> _Part of a data file_:
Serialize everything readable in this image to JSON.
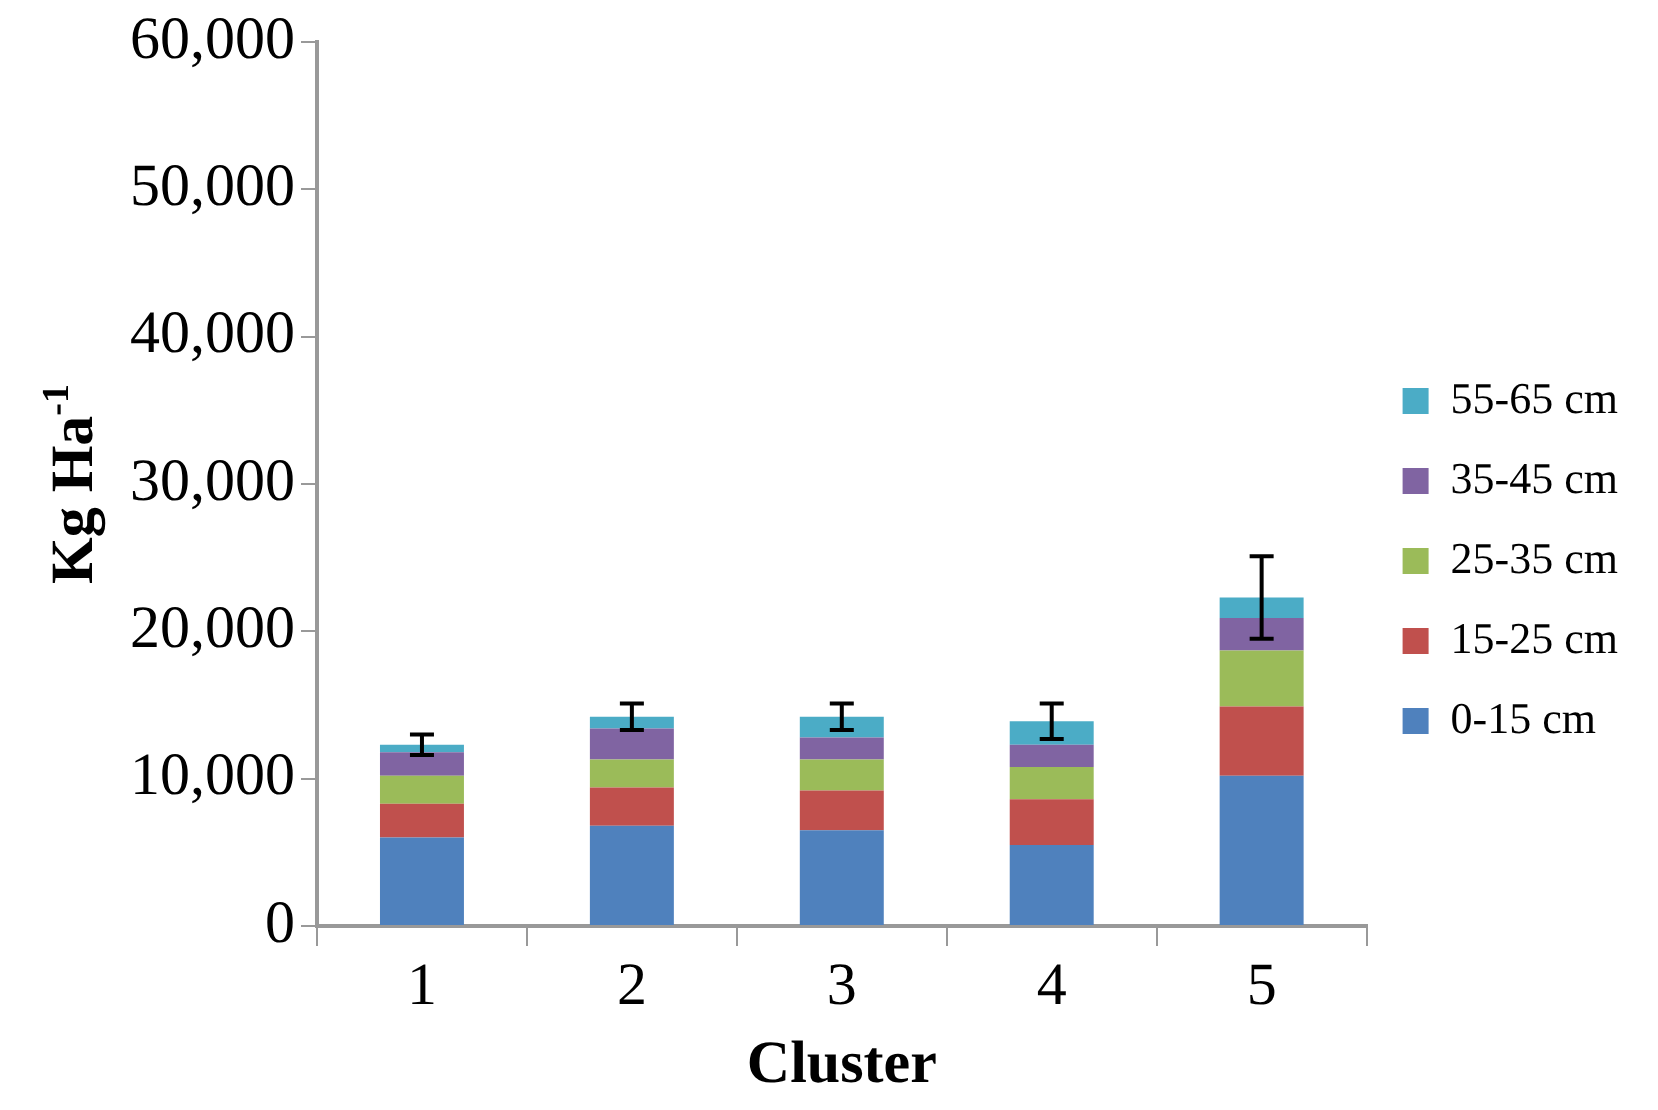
{
  "chart_data": {
    "type": "bar",
    "stacked": true,
    "xlabel": "Cluster",
    "ylabel": "Kg Ha$^{-1}$",
    "categories": [
      "1",
      "2",
      "3",
      "4",
      "5"
    ],
    "series": [
      {
        "name": "0-15 cm",
        "color": "#4f81bd",
        "values": [
          6000,
          6800,
          6500,
          5500,
          10200
        ]
      },
      {
        "name": "15-25 cm",
        "color": "#c0504d",
        "values": [
          2300,
          2600,
          2700,
          3100,
          4700
        ]
      },
      {
        "name": "25-35 cm",
        "color": "#9bbb59",
        "values": [
          1900,
          1900,
          2100,
          2200,
          3800
        ]
      },
      {
        "name": "35-45 cm",
        "color": "#8064a2",
        "values": [
          1600,
          2100,
          1500,
          1500,
          2200
        ]
      },
      {
        "name": "55-65 cm",
        "color": "#4bacc6",
        "values": [
          500,
          800,
          1400,
          1600,
          1400
        ],
        "errors": [
          700,
          900,
          900,
          1200,
          2800
        ]
      }
    ],
    "ylim": [
      0,
      60000
    ],
    "yticks": [
      0,
      {
        "value": 10000,
        "label": "10,000"
      },
      {
        "value": 20000,
        "label": "20,000"
      },
      {
        "value": 30000,
        "label": "30,000"
      },
      {
        "value": 40000,
        "label": "40,000"
      },
      {
        "value": 50000,
        "label": "50,000"
      },
      {
        "value": 60000,
        "label": "60,000"
      }
    ],
    "grid": false,
    "legend": "right"
  }
}
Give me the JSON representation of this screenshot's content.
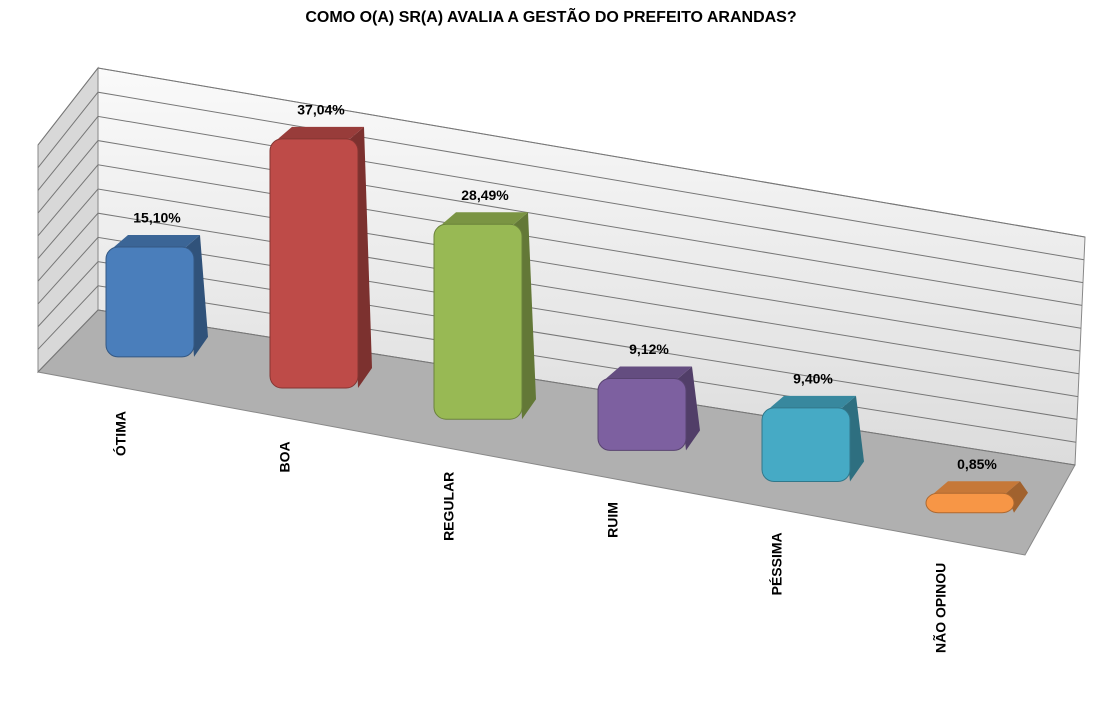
{
  "chart_data": {
    "type": "bar3d",
    "title": "COMO O(A) SR(A) AVALIA A GESTÃO DO PREFEITO ARANDAS?",
    "categories": [
      "ÓTIMA",
      "BOA",
      "REGULAR",
      "RUIM",
      "PÉSSIMA",
      "NÃO OPINOU"
    ],
    "values": [
      15.1,
      37.04,
      28.49,
      9.12,
      9.4,
      0.85
    ],
    "value_labels": [
      "15,10%",
      "37,04%",
      "28,49%",
      "9,12%",
      "9,40%",
      "0,85%"
    ],
    "colors": [
      "#4a7ebb",
      "#be4b48",
      "#98b954",
      "#7d60a0",
      "#46aac5",
      "#f79646"
    ],
    "ylim": [
      0,
      40
    ],
    "yticks": [
      0,
      4,
      8,
      12,
      16,
      20,
      24,
      28,
      32,
      36,
      40
    ],
    "grid": true
  }
}
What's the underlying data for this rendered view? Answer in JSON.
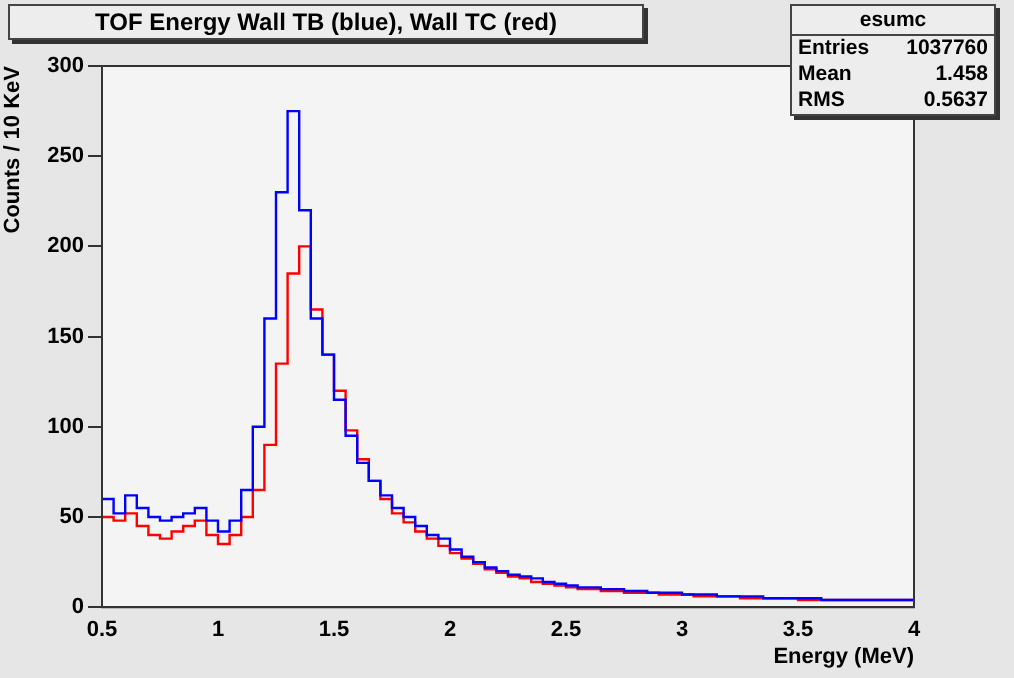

> _Short task_:
Drop the images and quote the entries word for word.

> _Exercise response_:
Serialize everything readable in this image to JSON.
{
  "chart_data": {
    "type": "bar",
    "stacked": true,
    "xlabel": "Cluster",
    "ylabel": "Kg Ha$^{-1}$",
    "categories": [
      "1",
      "2",
      "3",
      "4",
      "5"
    ],
    "series": [
      {
        "name": "0-15 cm",
        "color": "#4f81bd",
        "values": [
          6000,
          6800,
          6500,
          5500,
          10200
        ]
      },
      {
        "name": "15-25 cm",
        "color": "#c0504d",
        "values": [
          2300,
          2600,
          2700,
          3100,
          4700
        ]
      },
      {
        "name": "25-35 cm",
        "color": "#9bbb59",
        "values": [
          1900,
          1900,
          2100,
          2200,
          3800
        ]
      },
      {
        "name": "35-45 cm",
        "color": "#8064a2",
        "values": [
          1600,
          2100,
          1500,
          1500,
          2200
        ]
      },
      {
        "name": "55-65 cm",
        "color": "#4bacc6",
        "values": [
          500,
          800,
          1400,
          1600,
          1400
        ],
        "errors": [
          700,
          900,
          900,
          1200,
          2800
        ]
      }
    ],
    "ylim": [
      0,
      60000
    ],
    "yticks": [
      0,
      {
        "value": 10000,
        "label": "10,000"
      },
      {
        "value": 20000,
        "label": "20,000"
      },
      {
        "value": 30000,
        "label": "30,000"
      },
      {
        "value": 40000,
        "label": "40,000"
      },
      {
        "value": 50000,
        "label": "50,000"
      },
      {
        "value": 60000,
        "label": "60,000"
      }
    ],
    "grid": false,
    "legend": "right"
  }
}
Give me the JSON representation of this screenshot's content.
{
  "chart_data": {
    "type": "bar3d",
    "title": "COMO O(A) SR(A) AVALIA A GESTÃO DO PREFEITO ARANDAS?",
    "categories": [
      "ÓTIMA",
      "BOA",
      "REGULAR",
      "RUIM",
      "PÉSSIMA",
      "NÃO OPINOU"
    ],
    "values": [
      15.1,
      37.04,
      28.49,
      9.12,
      9.4,
      0.85
    ],
    "value_labels": [
      "15,10%",
      "37,04%",
      "28,49%",
      "9,12%",
      "9,40%",
      "0,85%"
    ],
    "colors": [
      "#4a7ebb",
      "#be4b48",
      "#98b954",
      "#7d60a0",
      "#46aac5",
      "#f79646"
    ],
    "ylim": [
      0,
      40
    ],
    "yticks": [
      0,
      4,
      8,
      12,
      16,
      20,
      24,
      28,
      32,
      36,
      40
    ],
    "grid": true
  }
}
What's the underlying data for this rendered view? Answer in JSON.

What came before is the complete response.